[Records supplied start]

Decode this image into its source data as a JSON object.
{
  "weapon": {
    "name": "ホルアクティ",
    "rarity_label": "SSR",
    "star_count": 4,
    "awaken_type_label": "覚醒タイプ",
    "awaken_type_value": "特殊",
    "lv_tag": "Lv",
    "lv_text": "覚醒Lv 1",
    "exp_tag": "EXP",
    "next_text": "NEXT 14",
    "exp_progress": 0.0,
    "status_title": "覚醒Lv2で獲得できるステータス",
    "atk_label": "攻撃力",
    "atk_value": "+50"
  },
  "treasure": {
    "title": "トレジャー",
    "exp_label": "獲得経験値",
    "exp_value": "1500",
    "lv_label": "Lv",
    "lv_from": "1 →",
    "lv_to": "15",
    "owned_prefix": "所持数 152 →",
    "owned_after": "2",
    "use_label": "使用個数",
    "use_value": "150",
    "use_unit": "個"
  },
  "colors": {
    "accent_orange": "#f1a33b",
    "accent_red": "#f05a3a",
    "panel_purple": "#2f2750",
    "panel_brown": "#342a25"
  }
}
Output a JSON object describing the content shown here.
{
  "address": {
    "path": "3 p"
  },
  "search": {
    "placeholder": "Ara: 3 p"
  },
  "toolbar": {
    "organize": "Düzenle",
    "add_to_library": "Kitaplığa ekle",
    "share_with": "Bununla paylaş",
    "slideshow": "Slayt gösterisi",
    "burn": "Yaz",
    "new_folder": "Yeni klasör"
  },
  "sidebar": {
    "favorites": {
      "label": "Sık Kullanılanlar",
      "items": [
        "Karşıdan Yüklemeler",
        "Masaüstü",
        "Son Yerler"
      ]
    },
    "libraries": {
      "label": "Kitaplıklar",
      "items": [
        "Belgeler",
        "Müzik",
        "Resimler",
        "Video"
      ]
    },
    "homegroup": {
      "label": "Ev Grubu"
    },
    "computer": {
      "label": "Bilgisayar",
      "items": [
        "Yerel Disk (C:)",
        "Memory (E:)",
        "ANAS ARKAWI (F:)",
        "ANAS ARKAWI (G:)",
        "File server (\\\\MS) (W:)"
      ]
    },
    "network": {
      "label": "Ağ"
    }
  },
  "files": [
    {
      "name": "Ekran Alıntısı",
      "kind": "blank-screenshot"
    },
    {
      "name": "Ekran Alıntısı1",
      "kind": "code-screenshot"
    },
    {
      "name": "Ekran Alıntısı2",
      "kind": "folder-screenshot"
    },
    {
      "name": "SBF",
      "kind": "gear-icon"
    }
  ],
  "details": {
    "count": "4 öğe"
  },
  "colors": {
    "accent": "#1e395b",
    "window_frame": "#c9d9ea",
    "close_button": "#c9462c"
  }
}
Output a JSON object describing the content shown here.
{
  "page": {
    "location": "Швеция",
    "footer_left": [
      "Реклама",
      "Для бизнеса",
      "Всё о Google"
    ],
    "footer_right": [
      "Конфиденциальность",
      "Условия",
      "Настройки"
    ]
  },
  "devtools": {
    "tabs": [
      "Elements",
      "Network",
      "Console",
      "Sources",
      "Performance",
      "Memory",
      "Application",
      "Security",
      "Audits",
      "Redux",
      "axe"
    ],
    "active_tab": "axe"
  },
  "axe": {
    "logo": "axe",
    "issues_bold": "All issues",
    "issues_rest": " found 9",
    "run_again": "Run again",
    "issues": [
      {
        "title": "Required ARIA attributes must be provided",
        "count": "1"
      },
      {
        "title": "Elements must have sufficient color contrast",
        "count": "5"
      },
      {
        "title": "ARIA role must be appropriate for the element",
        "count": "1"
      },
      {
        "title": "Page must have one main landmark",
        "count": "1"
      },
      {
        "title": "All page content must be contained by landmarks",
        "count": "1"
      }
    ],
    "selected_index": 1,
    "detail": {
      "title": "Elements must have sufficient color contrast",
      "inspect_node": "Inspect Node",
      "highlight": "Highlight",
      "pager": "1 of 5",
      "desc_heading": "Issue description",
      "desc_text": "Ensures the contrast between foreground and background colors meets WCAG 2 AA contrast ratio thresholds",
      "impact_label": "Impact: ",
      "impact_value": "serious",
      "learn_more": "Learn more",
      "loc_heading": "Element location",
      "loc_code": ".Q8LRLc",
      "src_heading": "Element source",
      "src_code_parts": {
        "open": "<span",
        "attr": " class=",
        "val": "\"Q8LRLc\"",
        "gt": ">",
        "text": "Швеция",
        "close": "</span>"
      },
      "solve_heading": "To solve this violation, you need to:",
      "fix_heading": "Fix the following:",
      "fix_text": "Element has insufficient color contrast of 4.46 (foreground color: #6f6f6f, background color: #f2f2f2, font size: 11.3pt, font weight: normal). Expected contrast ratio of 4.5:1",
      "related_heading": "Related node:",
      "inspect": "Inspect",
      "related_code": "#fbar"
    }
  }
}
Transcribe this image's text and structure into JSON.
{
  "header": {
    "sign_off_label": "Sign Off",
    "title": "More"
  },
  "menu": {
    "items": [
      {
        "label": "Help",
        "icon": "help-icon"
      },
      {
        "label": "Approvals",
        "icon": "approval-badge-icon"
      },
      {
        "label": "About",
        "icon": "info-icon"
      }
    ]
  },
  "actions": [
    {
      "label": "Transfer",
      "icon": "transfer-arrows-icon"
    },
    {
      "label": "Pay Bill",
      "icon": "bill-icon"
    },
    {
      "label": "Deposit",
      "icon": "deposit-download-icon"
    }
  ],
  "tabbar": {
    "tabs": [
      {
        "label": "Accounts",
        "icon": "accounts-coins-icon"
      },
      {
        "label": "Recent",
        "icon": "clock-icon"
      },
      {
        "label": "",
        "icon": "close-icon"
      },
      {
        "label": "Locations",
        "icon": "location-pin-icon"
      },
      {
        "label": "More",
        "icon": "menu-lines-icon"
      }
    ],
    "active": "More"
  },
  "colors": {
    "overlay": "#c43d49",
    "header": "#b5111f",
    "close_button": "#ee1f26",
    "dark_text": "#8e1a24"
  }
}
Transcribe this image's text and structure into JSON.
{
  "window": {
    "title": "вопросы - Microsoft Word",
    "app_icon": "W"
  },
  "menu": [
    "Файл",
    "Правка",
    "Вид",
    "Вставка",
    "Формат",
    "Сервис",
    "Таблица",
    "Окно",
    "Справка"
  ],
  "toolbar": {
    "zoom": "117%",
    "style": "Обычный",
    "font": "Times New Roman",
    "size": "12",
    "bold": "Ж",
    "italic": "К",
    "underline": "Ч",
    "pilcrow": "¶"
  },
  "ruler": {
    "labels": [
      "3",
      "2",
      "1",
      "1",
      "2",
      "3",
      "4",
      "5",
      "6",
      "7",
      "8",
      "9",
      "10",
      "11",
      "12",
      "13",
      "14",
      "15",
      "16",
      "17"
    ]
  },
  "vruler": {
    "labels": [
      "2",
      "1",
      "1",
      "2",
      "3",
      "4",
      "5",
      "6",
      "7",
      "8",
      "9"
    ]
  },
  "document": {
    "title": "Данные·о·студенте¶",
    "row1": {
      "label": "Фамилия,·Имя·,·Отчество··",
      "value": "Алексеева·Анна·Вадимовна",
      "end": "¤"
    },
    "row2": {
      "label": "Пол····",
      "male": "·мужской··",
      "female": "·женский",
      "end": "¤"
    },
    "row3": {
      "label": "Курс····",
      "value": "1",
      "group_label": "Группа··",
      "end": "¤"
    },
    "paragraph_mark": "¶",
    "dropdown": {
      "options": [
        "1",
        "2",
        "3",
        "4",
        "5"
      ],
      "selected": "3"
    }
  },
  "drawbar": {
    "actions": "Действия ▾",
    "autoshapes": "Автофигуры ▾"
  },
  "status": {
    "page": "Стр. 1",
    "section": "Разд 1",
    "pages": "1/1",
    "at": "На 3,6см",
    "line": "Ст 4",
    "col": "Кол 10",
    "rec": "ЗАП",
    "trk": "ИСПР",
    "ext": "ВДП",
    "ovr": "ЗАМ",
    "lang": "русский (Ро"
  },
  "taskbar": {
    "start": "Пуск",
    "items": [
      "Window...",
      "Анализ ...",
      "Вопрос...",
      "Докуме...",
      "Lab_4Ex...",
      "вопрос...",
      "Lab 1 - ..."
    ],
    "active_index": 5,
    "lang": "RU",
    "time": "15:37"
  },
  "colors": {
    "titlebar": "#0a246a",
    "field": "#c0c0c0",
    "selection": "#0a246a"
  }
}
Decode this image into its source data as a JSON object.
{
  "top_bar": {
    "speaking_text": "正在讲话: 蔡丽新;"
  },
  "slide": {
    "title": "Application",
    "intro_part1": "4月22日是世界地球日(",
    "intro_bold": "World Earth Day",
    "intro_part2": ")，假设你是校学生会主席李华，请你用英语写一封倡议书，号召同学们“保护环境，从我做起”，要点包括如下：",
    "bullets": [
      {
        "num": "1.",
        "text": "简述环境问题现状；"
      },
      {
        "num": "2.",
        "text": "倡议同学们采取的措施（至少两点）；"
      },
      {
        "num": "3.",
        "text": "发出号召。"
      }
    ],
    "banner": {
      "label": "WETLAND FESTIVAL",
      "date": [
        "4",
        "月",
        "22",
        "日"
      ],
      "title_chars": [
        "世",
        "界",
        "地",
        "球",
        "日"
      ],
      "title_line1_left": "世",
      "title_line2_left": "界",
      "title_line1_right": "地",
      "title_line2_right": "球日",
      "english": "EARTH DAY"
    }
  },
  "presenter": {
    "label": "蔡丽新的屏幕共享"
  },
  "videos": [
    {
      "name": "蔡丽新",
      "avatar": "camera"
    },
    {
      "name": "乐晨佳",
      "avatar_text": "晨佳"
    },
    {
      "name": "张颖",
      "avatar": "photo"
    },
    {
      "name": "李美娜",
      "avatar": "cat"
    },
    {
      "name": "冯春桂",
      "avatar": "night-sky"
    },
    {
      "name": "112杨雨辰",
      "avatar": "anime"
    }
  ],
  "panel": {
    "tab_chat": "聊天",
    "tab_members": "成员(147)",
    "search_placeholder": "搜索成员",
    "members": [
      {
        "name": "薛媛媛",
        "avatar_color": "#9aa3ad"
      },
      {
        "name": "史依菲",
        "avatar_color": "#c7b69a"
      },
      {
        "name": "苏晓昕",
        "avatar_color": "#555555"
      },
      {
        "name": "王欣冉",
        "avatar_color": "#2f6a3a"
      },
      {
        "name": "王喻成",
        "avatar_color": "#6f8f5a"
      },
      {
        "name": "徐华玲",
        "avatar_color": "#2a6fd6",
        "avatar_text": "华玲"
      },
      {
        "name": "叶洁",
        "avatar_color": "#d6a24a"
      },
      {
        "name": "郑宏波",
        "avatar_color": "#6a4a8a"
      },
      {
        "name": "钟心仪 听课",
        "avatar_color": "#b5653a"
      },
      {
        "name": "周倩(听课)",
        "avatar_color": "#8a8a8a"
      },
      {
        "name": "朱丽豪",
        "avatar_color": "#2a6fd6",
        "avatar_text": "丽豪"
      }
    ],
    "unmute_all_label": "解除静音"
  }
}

[Records supplied end]

What to work on: Going through the lines above one by one, tally those with the word "contrast" and give only the total.

Full response: 4